··· Data rows
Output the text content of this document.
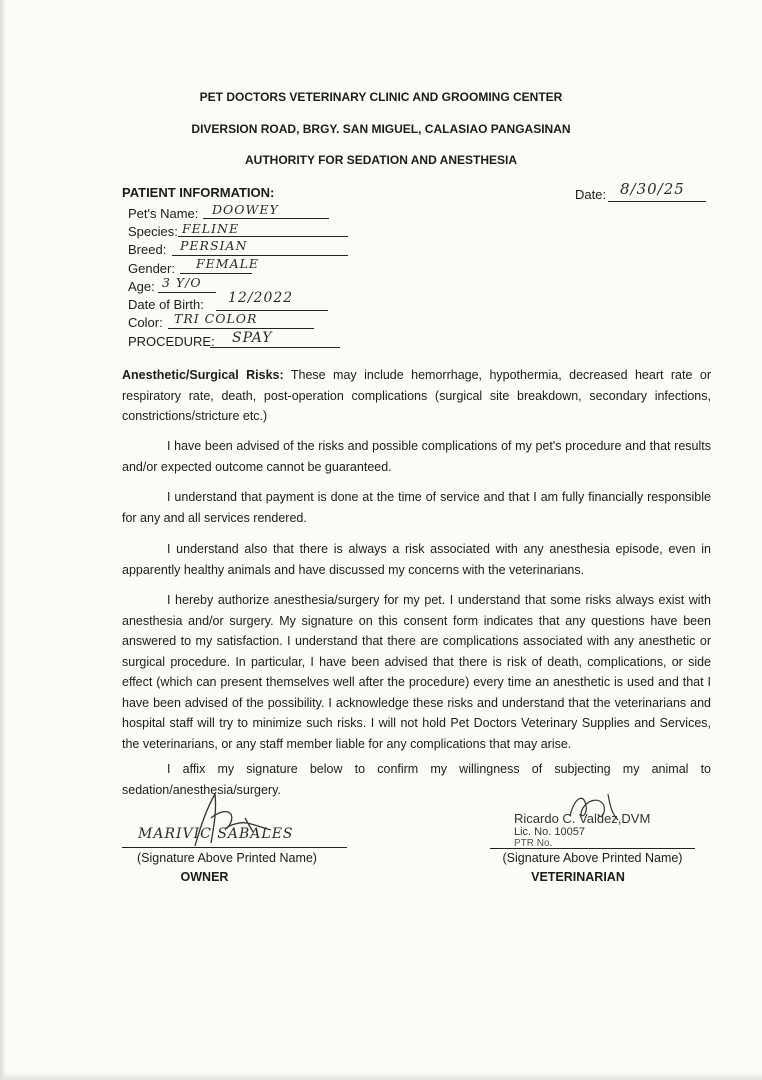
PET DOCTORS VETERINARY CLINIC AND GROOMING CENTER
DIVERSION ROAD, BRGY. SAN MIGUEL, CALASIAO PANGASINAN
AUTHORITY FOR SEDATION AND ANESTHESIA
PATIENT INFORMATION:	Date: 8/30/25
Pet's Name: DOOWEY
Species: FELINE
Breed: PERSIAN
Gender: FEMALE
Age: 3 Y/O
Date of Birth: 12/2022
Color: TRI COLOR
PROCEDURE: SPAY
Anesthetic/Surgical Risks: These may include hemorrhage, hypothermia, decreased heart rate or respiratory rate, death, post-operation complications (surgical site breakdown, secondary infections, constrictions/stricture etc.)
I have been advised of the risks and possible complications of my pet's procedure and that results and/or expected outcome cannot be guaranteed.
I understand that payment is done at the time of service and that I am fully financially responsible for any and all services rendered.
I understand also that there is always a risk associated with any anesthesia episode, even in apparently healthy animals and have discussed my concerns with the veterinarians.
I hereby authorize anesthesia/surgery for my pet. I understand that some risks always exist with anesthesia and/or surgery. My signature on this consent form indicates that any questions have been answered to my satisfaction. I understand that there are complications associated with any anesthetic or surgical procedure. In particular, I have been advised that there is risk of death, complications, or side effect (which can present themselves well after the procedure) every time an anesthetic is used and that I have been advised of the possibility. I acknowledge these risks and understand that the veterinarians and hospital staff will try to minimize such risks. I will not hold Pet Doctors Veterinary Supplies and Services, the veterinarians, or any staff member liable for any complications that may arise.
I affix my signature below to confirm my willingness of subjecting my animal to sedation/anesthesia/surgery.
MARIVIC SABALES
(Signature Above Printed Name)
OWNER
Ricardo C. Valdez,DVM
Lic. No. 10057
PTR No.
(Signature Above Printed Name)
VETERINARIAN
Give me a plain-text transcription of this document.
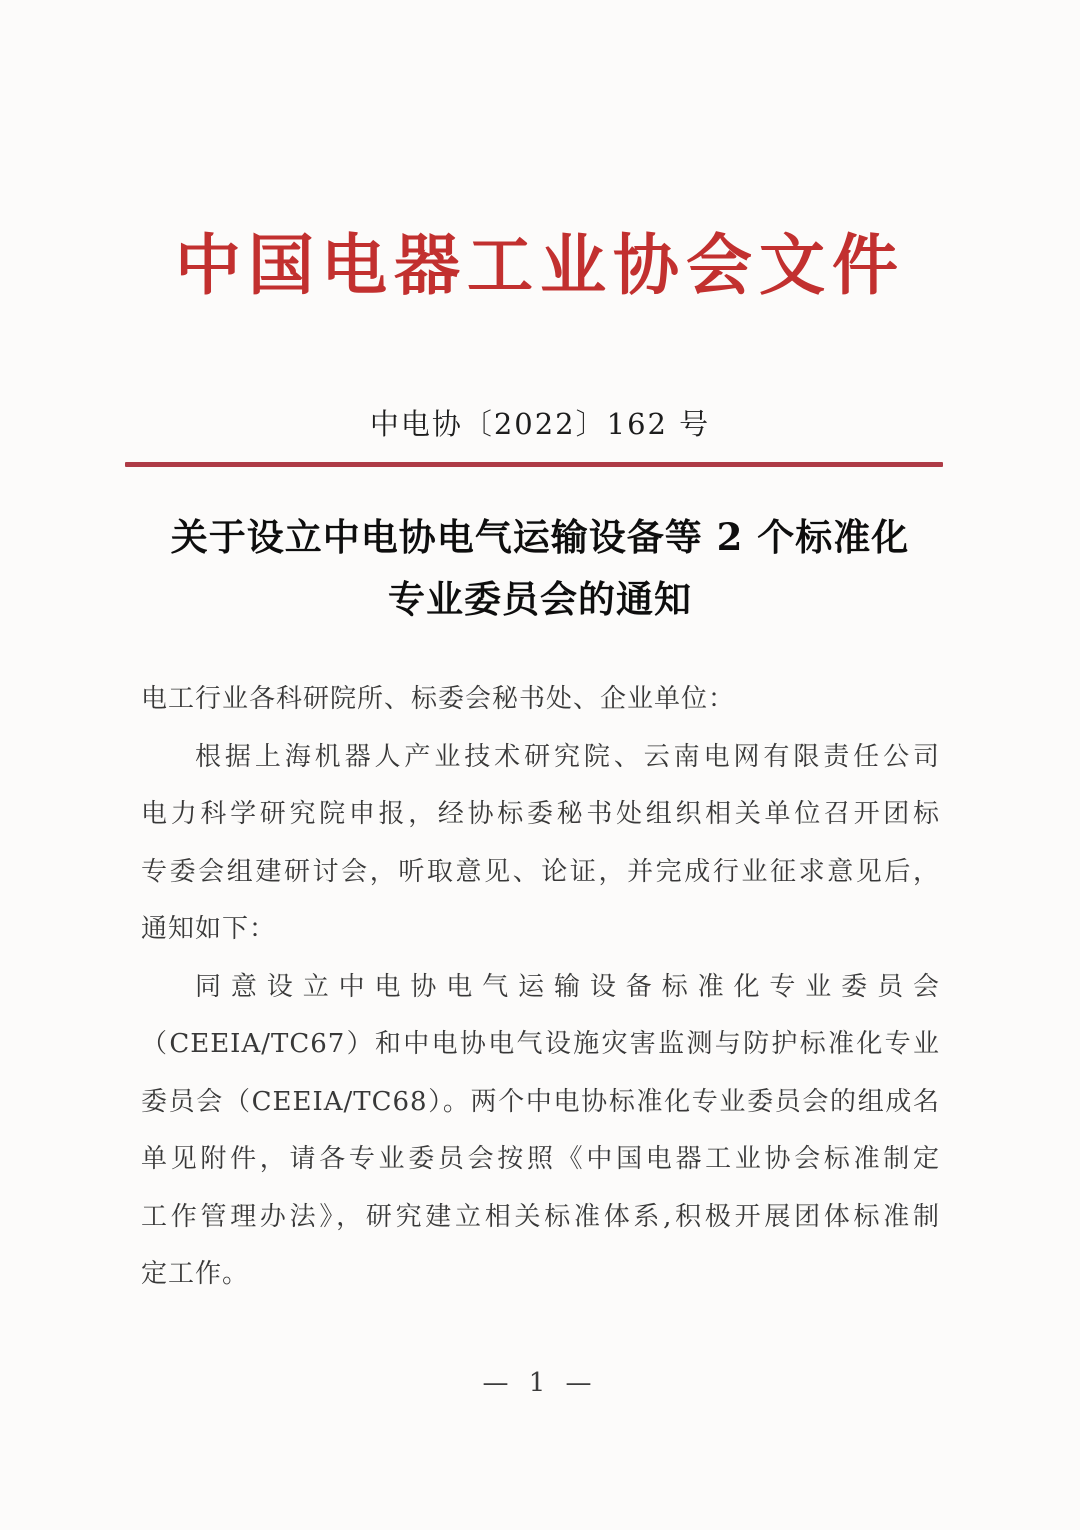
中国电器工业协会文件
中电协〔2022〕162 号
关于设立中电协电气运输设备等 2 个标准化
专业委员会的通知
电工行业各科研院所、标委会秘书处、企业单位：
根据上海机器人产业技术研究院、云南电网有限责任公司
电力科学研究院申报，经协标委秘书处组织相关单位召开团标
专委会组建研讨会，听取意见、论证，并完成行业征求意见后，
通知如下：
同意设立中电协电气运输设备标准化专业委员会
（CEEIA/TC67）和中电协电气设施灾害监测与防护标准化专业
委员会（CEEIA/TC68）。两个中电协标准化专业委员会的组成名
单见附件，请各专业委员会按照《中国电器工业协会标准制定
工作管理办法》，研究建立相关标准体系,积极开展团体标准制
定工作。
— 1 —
······
··· Data rows
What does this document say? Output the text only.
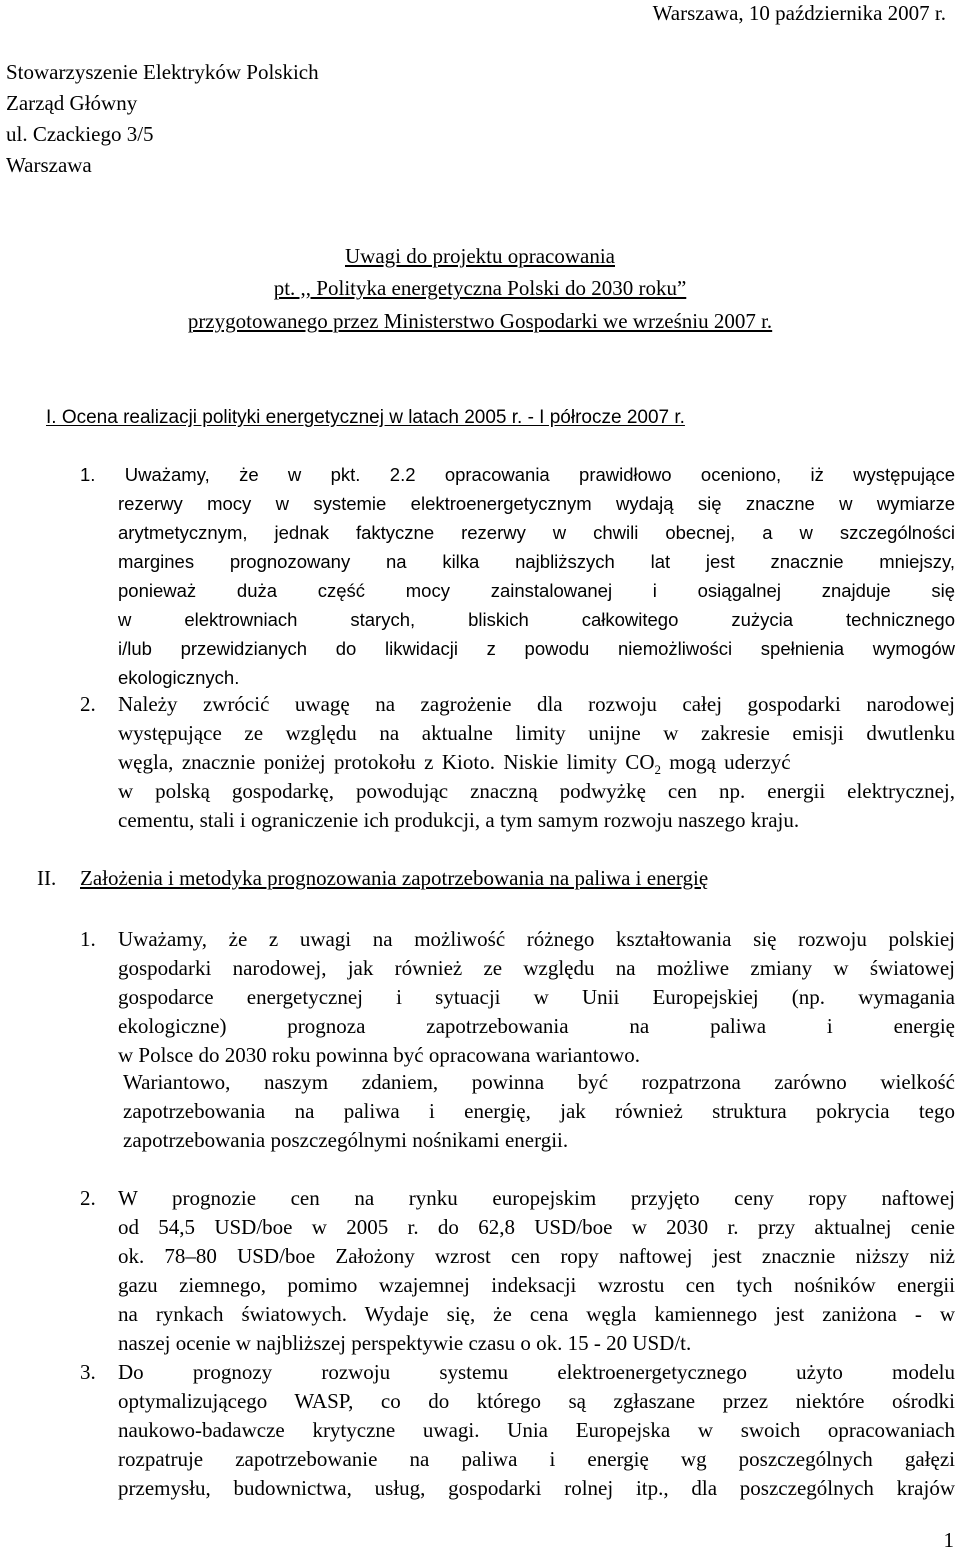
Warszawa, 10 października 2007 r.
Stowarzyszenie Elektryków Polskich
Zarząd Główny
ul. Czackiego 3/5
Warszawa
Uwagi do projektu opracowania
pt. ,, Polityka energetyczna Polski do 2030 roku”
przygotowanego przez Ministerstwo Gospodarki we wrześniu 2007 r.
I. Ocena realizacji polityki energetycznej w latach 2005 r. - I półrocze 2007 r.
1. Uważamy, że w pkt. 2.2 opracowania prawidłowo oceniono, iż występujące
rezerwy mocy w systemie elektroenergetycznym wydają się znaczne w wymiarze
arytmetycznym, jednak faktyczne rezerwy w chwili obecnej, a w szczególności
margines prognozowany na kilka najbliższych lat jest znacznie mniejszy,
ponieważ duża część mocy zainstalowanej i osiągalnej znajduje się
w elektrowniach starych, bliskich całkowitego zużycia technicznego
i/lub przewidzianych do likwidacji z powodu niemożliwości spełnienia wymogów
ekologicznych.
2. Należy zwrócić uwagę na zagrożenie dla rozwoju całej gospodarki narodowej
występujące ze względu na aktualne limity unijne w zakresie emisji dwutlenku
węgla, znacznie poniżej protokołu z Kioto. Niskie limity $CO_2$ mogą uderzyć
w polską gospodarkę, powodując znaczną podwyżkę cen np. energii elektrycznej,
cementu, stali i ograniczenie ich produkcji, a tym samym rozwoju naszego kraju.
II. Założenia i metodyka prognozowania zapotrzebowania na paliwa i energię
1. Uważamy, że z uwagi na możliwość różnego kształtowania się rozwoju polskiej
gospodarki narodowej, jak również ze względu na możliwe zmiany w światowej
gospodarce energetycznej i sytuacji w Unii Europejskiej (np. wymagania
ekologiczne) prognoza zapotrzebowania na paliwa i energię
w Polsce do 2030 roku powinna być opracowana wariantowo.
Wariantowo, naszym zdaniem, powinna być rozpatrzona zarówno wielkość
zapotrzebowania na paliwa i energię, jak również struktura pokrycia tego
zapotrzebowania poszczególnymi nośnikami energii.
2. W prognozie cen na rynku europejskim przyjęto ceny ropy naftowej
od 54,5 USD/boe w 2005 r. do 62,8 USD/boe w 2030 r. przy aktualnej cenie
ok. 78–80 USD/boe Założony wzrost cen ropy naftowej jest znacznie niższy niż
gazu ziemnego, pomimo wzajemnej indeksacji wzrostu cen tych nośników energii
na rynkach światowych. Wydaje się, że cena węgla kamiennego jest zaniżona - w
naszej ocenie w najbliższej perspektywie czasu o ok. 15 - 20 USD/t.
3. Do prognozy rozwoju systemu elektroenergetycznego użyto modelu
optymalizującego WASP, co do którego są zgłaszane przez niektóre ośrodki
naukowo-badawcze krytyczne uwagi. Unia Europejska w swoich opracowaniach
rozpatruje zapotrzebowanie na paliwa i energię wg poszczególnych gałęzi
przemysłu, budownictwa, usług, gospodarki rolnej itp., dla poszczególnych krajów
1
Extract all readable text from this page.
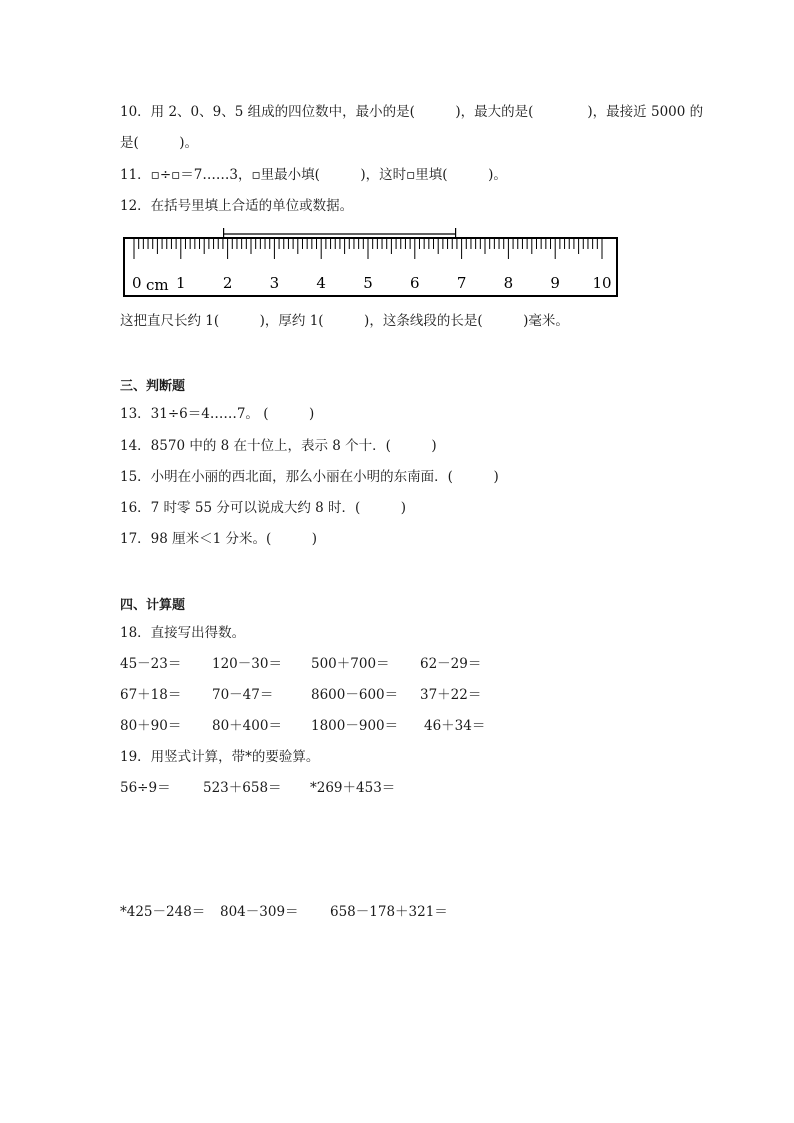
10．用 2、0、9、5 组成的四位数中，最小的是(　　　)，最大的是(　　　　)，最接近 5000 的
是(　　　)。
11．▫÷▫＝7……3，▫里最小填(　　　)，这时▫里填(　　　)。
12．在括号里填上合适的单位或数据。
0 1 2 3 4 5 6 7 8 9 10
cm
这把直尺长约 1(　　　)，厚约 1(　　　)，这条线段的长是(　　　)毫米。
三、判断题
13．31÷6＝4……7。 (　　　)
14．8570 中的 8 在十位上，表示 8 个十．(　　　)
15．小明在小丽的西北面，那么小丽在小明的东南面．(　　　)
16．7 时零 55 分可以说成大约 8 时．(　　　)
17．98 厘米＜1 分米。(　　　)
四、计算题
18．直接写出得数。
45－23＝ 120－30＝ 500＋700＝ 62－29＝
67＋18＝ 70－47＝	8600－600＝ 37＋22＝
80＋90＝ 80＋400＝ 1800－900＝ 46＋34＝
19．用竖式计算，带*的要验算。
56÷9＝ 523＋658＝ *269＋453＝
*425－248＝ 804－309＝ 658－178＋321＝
······
··· Data rows
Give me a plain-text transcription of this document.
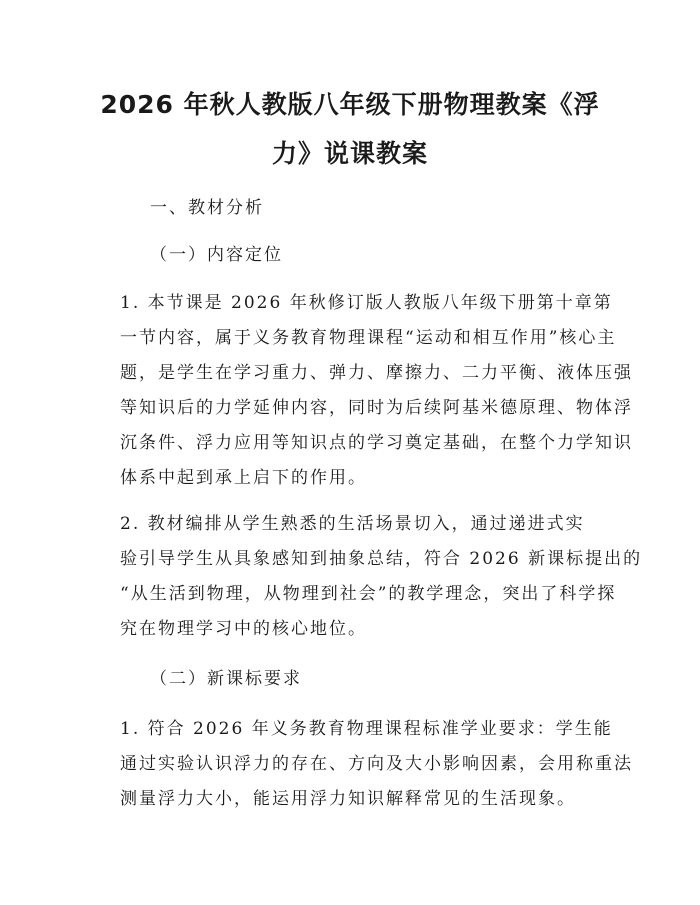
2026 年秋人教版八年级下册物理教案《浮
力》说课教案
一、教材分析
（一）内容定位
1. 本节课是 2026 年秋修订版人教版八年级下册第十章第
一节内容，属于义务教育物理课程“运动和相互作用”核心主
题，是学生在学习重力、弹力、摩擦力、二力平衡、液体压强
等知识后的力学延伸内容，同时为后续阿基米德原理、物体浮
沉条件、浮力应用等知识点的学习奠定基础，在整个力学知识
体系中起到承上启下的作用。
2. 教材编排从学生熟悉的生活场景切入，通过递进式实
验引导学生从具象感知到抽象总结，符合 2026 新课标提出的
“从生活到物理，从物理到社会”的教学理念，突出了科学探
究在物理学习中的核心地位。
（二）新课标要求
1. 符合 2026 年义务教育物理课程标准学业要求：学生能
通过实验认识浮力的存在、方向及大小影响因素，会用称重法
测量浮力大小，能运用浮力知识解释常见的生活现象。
······
Only lines with the string "ropy" belong in your answer; copy each one.

2. W prognozie cen na rynku europejskim przyjęto ceny ropy naftowej
ok. 78–80 USD/boe Założony wzrost cen ropy naftowej jest znacznie niższy niż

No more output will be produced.